[Records]
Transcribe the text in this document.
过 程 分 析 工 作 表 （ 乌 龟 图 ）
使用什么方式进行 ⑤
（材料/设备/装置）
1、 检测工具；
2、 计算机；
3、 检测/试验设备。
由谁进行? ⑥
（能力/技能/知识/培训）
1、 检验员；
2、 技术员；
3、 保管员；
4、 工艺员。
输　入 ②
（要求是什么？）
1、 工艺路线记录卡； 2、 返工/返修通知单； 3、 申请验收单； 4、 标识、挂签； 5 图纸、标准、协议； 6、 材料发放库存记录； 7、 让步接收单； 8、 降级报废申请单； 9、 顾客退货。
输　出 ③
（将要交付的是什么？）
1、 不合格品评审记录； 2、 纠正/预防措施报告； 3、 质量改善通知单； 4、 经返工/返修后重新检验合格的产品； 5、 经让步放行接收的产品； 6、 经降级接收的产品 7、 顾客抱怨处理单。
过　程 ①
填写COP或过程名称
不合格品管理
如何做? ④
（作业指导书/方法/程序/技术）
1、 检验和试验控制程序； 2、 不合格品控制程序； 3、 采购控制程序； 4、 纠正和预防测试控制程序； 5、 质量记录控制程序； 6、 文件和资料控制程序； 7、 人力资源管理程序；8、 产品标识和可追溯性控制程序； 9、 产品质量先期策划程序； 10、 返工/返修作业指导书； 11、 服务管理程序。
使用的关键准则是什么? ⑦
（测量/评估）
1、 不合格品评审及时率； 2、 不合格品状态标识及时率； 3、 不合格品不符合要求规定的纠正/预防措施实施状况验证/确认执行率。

* * *

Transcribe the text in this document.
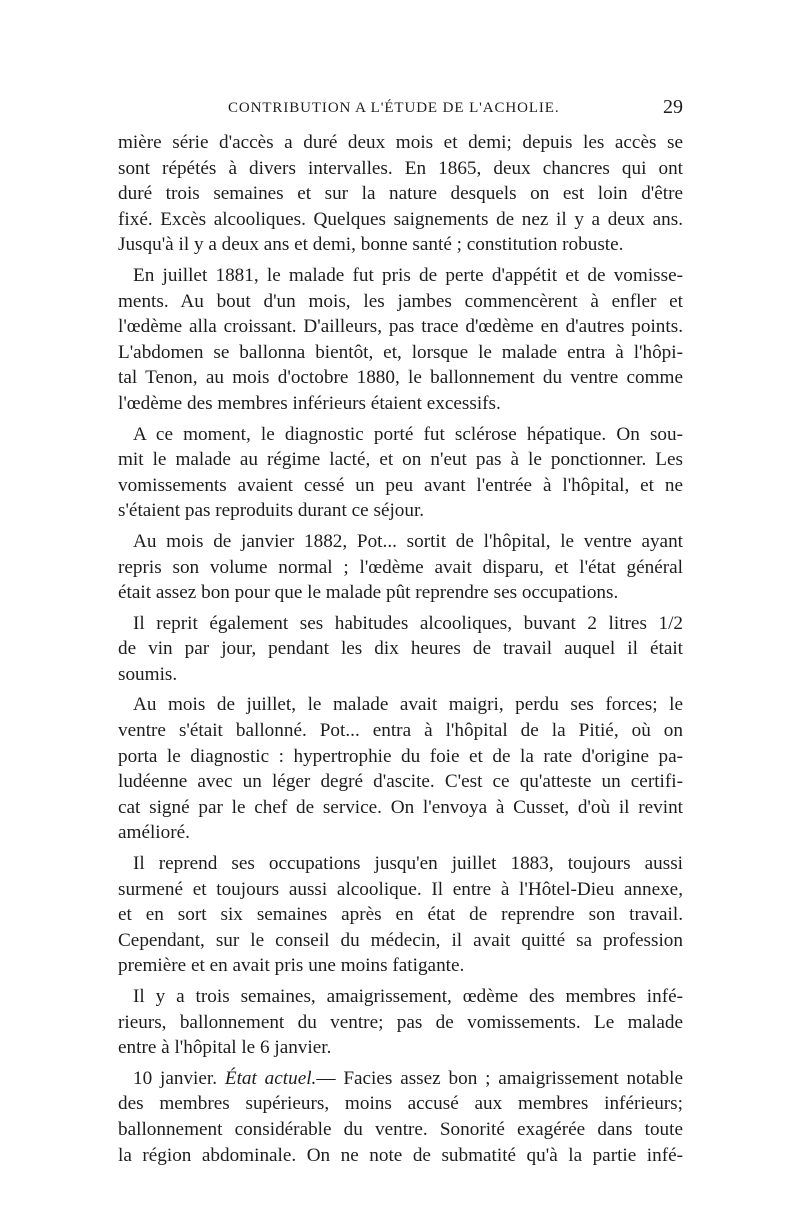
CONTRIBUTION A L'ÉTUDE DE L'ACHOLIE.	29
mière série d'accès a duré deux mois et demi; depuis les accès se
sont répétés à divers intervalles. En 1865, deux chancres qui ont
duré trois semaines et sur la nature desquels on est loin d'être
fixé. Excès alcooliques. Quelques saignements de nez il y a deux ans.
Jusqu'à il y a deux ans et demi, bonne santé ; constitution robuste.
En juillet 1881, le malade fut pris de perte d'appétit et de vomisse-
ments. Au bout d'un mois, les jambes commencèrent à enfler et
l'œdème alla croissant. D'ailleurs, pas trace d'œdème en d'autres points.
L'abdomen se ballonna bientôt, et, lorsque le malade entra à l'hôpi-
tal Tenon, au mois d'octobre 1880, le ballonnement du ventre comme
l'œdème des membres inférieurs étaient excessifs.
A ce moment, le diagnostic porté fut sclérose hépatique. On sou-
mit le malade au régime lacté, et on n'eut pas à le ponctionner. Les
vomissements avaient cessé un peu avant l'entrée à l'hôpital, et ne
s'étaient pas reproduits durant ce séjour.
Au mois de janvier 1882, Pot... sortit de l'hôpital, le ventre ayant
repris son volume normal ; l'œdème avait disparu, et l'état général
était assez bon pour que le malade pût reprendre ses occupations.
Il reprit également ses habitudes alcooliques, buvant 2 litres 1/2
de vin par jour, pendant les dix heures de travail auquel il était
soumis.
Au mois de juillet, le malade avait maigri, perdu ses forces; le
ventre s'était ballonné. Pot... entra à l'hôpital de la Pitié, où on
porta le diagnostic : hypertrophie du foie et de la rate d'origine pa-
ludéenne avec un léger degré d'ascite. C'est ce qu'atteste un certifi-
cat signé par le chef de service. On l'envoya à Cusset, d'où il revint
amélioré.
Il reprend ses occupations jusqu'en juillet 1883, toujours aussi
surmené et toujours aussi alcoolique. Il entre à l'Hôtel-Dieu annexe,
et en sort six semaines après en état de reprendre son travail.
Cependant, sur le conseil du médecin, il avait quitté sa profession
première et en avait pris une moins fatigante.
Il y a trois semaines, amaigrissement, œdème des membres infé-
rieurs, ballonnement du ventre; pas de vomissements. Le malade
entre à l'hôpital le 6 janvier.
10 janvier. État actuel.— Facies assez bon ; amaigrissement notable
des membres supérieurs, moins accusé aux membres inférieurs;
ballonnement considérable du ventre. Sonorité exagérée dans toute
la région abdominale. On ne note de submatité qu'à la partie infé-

▶ **Challenge**
Take every line containing the word "trois" and copy it.

▶ **Solution**
duré trois semaines et sur la nature desquels on est loin d'être
Il y a trois semaines, amaigrissement, œdème des membres infé-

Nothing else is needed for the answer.